**What to do**
Copy out every line of the data below word for word, in its original order.

— Start of Information supplied —

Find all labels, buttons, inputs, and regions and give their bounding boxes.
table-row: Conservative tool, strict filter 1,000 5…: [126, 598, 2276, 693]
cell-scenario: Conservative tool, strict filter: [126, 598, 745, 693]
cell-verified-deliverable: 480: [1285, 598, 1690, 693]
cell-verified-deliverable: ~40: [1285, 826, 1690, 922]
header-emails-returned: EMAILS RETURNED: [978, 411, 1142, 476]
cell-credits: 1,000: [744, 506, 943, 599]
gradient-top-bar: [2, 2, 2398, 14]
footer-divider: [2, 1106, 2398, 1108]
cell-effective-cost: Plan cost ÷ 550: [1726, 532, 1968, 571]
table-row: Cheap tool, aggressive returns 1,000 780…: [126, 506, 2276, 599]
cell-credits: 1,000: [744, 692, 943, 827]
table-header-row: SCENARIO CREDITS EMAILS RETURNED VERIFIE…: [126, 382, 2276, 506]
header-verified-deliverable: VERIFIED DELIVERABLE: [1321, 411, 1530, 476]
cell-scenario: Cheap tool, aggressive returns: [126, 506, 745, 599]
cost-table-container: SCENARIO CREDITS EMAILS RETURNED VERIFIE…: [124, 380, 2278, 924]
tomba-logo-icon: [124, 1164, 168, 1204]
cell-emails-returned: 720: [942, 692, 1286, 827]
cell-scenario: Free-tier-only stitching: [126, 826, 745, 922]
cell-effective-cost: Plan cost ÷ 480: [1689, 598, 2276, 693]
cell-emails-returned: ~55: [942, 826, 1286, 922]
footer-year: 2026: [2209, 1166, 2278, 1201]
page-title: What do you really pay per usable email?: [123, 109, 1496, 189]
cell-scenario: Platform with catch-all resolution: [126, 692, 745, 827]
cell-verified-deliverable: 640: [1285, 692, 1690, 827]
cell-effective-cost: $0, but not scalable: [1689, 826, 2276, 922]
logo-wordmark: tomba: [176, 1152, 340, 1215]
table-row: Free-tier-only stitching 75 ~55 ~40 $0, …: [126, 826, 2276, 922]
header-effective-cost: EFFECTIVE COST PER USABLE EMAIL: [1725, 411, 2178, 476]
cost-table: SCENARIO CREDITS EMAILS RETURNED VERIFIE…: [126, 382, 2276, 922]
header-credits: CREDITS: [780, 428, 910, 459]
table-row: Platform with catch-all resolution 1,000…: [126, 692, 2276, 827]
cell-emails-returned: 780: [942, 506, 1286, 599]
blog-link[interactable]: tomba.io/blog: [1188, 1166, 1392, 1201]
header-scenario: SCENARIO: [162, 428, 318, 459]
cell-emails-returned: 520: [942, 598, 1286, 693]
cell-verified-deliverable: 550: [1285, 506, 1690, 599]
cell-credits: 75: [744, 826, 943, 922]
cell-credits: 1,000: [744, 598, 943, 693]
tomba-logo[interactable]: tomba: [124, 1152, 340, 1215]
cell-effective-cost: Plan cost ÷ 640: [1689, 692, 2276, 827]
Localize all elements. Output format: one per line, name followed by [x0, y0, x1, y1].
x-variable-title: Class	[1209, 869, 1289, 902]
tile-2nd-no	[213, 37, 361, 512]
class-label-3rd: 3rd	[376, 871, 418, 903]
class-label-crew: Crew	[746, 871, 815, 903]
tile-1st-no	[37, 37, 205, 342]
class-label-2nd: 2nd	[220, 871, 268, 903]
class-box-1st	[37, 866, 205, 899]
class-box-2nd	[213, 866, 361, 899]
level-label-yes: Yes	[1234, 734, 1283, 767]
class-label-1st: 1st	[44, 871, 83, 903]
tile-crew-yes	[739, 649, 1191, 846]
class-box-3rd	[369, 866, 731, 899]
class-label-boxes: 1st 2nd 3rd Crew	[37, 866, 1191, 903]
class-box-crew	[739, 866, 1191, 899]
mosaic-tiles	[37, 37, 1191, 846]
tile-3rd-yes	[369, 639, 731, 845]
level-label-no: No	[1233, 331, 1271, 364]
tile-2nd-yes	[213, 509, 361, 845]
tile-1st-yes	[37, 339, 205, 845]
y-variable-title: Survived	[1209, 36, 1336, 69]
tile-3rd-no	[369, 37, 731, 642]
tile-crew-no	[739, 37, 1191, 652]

— End of Information supplied —

**Correct result**
Find all labels, buttons, inputs, and regions and give their bounding boxes.
table-row: Conservative tool, strict filter 1,000 5…: [126, 598, 2276, 693]
cell-scenario: Conservative tool, strict filter: [126, 598, 745, 693]
cell-verified-deliverable: 480: [1285, 598, 1690, 693]
cell-verified-deliverable: ~40: [1285, 826, 1690, 922]
header-emails-returned: EMAILS RETURNED: [978, 411, 1142, 476]
cell-credits: 1,000: [744, 506, 943, 599]
gradient-top-bar: [2, 2, 2398, 14]
footer-divider: [2, 1106, 2398, 1108]
cell-effective-cost: Plan cost ÷ 550: [1726, 532, 1968, 571]
table-row: Cheap tool, aggressive returns 1,000 780…: [126, 506, 2276, 599]
cell-credits: 1,000: [744, 692, 943, 827]
table-header-row: SCENARIO CREDITS EMAILS RETURNED VERIFIE…: [126, 382, 2276, 506]
header-verified-deliverable: VERIFIED DELIVERABLE: [1321, 411, 1530, 476]
cell-scenario: Cheap tool, aggressive returns: [126, 506, 745, 599]
cost-table-container: SCENARIO CREDITS EMAILS RETURNED VERIFIE…: [124, 380, 2278, 924]
tomba-logo-icon: [124, 1164, 168, 1204]
cell-emails-returned: 720: [942, 692, 1286, 827]
cell-scenario: Free-tier-only stitching: [126, 826, 745, 922]
cell-effective-cost: Plan cost ÷ 480: [1689, 598, 2276, 693]
cell-emails-returned: ~55: [942, 826, 1286, 922]
footer-year: 2026: [2209, 1166, 2278, 1201]
page-title: What do you really pay per usable email?: [123, 109, 1496, 189]
cell-scenario: Platform with catch-all resolution: [126, 692, 745, 827]
cell-verified-deliverable: 640: [1285, 692, 1690, 827]
cell-effective-cost: $0, but not scalable: [1689, 826, 2276, 922]
logo-wordmark: tomba: [176, 1152, 340, 1215]
table-row: Free-tier-only stitching 75 ~55 ~40 $0, …: [126, 826, 2276, 922]
header-effective-cost: EFFECTIVE COST PER USABLE EMAIL: [1725, 411, 2178, 476]
cost-table: SCENARIO CREDITS EMAILS RETURNED VERIFIE…: [126, 382, 2276, 922]
header-credits: CREDITS: [780, 428, 910, 459]
table-row: Platform with catch-all resolution 1,000…: [126, 692, 2276, 827]
cell-emails-returned: 780: [942, 506, 1286, 599]
blog-link[interactable]: tomba.io/blog: [1188, 1166, 1392, 1201]
header-scenario: SCENARIO: [162, 428, 318, 459]
cell-emails-returned: 520: [942, 598, 1286, 693]
cell-verified-deliverable: 550: [1285, 506, 1690, 599]
cell-credits: 75: [744, 826, 943, 922]
cell-credits: 1,000: [744, 598, 943, 693]
tomba-logo[interactable]: tomba: [124, 1152, 340, 1215]
cell-effective-cost: Plan cost ÷ 640: [1689, 692, 2276, 827]
Localize all elements. Output format: one per line, name followed by [x0, y0, x1, y1].
x-variable-title: Class	[1209, 869, 1289, 902]
tile-2nd-no	[213, 37, 361, 512]
class-label-3rd: 3rd	[376, 871, 418, 903]
class-label-crew: Crew	[746, 871, 815, 903]
tile-1st-no	[37, 37, 205, 342]
class-label-2nd: 2nd	[220, 871, 268, 903]
class-box-1st	[37, 866, 205, 899]
class-box-2nd	[213, 866, 361, 899]
level-label-yes: Yes	[1234, 734, 1283, 767]
class-label-1st: 1st	[44, 871, 83, 903]
tile-crew-yes	[739, 649, 1191, 846]
class-box-3rd	[369, 866, 731, 899]
class-label-boxes: 1st 2nd 3rd Crew	[37, 866, 1191, 903]
class-box-crew	[739, 866, 1191, 899]
mosaic-tiles	[37, 37, 1191, 846]
tile-3rd-yes	[369, 639, 731, 845]
level-label-no: No	[1233, 331, 1271, 364]
tile-2nd-yes	[213, 509, 361, 845]
tile-1st-yes	[37, 339, 205, 845]
y-variable-title: Survived	[1209, 36, 1336, 69]
tile-3rd-no	[369, 37, 731, 642]
tile-crew-no	[739, 37, 1191, 652]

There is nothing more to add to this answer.